╭─ DATASET ENTRIES

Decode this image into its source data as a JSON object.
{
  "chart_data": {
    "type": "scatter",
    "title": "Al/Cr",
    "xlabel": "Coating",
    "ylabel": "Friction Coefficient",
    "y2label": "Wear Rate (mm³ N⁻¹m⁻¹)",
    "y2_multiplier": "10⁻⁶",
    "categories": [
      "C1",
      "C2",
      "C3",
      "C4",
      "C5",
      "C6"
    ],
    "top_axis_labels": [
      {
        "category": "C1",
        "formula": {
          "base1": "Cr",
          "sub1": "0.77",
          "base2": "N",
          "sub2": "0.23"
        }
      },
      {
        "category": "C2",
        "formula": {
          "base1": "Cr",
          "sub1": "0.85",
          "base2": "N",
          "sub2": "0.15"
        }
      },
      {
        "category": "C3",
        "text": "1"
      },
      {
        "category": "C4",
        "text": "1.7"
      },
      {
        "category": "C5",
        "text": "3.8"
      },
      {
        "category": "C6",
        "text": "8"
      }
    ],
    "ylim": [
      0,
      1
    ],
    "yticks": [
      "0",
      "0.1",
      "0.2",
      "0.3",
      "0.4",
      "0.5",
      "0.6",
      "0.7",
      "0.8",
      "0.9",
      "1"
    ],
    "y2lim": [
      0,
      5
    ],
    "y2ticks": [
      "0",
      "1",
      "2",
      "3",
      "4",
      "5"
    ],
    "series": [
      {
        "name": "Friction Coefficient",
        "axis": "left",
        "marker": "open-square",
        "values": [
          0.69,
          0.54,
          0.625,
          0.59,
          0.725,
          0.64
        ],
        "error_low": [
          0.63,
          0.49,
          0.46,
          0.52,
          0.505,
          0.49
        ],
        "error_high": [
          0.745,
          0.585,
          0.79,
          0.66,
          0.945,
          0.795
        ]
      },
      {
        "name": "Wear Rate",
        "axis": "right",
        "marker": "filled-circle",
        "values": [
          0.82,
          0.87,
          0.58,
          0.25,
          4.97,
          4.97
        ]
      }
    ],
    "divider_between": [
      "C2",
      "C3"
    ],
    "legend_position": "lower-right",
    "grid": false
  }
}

╰─

→ GIVEN PROBLEM
Filter out all lines lacking the word "Rate" and copy the rest.

→ FULL OUTPUT
    "y2label": "Wear Rate (mm³ N⁻¹m⁻¹)",
        "name": "Wear Rate",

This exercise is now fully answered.